→ What is expected
Copy the records below, changing "Patent image size" to "Figure size" everywhere and keeping everything else the same.

→ Listed entries
╔══
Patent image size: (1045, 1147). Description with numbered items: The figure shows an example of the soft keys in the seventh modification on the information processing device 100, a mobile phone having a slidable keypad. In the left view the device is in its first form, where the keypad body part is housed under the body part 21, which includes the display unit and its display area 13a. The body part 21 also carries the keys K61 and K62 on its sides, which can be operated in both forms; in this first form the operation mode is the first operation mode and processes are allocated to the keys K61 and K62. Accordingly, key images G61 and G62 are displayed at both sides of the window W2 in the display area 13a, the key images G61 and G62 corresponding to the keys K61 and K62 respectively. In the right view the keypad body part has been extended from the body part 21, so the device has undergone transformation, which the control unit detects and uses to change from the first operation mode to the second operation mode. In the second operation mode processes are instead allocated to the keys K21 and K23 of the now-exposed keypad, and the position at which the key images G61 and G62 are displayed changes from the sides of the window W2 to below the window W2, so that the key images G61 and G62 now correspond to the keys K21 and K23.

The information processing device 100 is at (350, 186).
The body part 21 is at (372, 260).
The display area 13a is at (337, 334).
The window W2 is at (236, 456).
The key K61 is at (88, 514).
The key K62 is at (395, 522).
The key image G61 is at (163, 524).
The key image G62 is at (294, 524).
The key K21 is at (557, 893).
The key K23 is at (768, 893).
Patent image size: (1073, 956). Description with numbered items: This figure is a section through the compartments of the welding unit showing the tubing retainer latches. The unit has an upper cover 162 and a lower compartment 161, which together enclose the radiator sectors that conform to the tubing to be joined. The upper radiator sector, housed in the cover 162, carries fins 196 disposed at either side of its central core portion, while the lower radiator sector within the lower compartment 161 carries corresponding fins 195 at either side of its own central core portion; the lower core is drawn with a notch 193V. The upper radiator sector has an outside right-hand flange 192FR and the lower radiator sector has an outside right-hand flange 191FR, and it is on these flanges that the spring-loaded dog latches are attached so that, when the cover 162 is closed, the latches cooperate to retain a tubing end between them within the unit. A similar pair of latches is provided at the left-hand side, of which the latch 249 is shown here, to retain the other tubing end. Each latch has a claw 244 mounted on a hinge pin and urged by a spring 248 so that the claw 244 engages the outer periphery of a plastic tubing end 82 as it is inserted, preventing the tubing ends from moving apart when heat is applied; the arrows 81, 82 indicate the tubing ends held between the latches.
╚══
→ Response to the exercise
Figure size: (1045, 1147). Description with numbered items: The figure shows an example of the soft keys in the seventh modification on the information processing device 100, a mobile phone having a slidable keypad. In the left view the device is in its first form, where the keypad body part is housed under the body part 21, which includes the display unit and its display area 13a. The body part 21 also carries the keys K61 and K62 on its sides, which can be operated in both forms; in this first form the operation mode is the first operation mode and processes are allocated to the keys K61 and K62. Accordingly, key images G61 and G62 are displayed at both sides of the window W2 in the display area 13a, the key images G61 and G62 corresponding to the keys K61 and K62 respectively. In the right view the keypad body part has been extended from the body part 21, so the device has undergone transformation, which the control unit detects and uses to change from the first operation mode to the second operation mode. In the second operation mode processes are instead allocated to the keys K21 and K23 of the now-exposed keypad, and the position at which the key images G61 and G62 are displayed changes from the sides of the window W2 to below the window W2, so that the key images G61 and G62 now correspond to the keys K21 and K23.

The information processing device 100 is at (350, 186).
The body part 21 is at (372, 260).
The display area 13a is at (337, 334).
The window W2 is at (236, 456).
The key K61 is at (88, 514).
The key K62 is at (395, 522).
The key image G61 is at (163, 524).
The key image G62 is at (294, 524).
The key K21 is at (557, 893).
The key K23 is at (768, 893).
Figure size: (1073, 956). Description with numbered items: This figure is a section through the compartments of the welding unit showing the tubing retainer latches. The unit has an upper cover 162 and a lower compartment 161, which together enclose the radiator sectors that conform to the tubing to be joined. The upper radiator sector, housed in the cover 162, carries fins 196 disposed at either side of its central core portion, while the lower radiator sector within the lower compartment 161 carries corresponding fins 195 at either side of its own central core portion; the lower core is drawn with a notch 193V. The upper radiator sector has an outside right-hand flange 192FR and the lower radiator sector has an outside right-hand flange 191FR, and it is on these flanges that the spring-loaded dog latches are attached so that, when the cover 162 is closed, the latches cooperate to retain a tubing end between them within the unit. A similar pair of latches is provided at the left-hand side, of which the latch 249 is shown here, to retain the other tubing end. Each latch has a claw 244 mounted on a hinge pin and urged by a spring 248 so that the claw 244 engages the outer periphery of a plastic tubing end 82 as it is inserted, preventing the tubing ends from moving apart when heat is applied; the arrows 81, 82 indicate the tubing ends held between the latches.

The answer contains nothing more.